START

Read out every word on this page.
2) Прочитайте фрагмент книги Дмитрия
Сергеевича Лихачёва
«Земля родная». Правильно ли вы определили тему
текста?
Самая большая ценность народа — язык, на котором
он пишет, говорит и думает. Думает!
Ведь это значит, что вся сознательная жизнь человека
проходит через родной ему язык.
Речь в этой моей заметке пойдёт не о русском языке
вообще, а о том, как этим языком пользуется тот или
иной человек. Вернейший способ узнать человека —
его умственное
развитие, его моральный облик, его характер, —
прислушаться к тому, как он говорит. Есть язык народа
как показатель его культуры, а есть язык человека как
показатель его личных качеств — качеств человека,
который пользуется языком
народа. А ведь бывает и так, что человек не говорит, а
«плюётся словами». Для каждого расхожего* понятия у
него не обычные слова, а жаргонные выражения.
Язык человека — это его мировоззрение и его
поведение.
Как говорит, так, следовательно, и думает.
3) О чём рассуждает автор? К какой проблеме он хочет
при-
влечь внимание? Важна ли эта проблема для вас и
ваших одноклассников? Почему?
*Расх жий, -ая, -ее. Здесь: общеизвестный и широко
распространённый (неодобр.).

END
START

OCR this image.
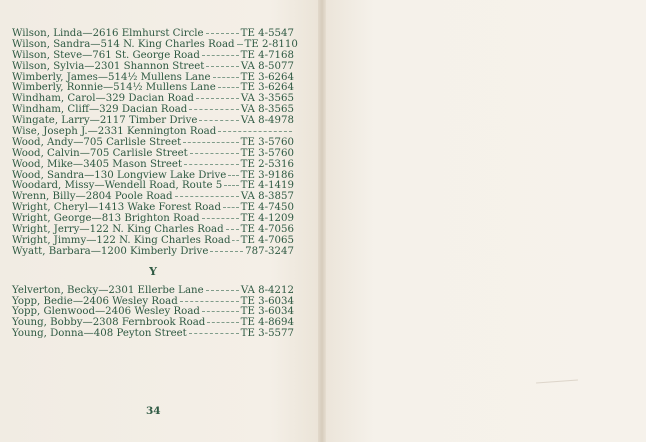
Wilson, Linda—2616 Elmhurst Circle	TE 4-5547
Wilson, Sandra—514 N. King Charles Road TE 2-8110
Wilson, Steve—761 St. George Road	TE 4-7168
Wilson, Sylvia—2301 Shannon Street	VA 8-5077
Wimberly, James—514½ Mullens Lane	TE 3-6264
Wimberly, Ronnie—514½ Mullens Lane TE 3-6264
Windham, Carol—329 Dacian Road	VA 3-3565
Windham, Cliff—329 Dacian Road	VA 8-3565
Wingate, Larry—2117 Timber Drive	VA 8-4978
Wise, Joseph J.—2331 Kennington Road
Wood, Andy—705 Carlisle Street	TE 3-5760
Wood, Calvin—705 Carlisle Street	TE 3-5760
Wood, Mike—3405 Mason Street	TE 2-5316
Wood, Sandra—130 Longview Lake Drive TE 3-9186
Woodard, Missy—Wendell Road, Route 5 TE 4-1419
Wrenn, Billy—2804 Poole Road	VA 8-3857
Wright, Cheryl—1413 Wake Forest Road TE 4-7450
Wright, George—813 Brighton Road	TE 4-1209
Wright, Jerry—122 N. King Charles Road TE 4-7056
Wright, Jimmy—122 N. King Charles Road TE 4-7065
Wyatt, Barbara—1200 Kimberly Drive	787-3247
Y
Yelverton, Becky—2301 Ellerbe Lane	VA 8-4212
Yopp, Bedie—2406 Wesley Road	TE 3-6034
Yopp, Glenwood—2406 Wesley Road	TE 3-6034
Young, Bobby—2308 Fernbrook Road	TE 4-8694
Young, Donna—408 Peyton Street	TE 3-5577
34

END
START

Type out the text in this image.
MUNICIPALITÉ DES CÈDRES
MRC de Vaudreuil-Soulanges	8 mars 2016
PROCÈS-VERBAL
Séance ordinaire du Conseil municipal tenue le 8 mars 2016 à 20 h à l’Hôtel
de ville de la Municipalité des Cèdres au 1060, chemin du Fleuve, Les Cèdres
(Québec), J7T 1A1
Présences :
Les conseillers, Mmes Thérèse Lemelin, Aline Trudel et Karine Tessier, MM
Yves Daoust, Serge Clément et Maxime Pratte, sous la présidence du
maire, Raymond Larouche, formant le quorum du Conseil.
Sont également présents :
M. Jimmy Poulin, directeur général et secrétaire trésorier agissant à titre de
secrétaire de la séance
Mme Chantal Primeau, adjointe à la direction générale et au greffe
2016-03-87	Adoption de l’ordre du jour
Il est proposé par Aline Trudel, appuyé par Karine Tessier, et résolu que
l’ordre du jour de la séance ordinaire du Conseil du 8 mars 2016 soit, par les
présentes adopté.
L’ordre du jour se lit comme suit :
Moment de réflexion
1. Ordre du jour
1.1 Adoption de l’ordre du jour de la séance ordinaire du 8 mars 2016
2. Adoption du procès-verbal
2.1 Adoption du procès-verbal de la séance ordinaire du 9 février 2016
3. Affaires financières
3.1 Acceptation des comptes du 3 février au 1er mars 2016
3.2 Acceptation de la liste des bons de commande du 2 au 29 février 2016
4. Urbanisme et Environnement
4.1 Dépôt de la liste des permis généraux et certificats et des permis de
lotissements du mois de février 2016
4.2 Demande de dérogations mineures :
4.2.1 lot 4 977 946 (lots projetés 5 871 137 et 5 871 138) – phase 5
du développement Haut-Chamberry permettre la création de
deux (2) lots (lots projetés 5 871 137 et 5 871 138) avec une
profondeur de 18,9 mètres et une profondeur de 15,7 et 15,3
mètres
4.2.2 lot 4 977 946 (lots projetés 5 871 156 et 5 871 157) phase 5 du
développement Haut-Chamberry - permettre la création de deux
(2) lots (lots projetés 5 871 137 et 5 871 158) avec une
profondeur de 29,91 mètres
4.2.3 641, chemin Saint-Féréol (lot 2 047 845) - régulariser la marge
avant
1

END

▶ **EXERCISE TASK**: Return only the number of lines in the entries that contain the string "говорит".

▶ **ANSWER TO THE TASK**: 4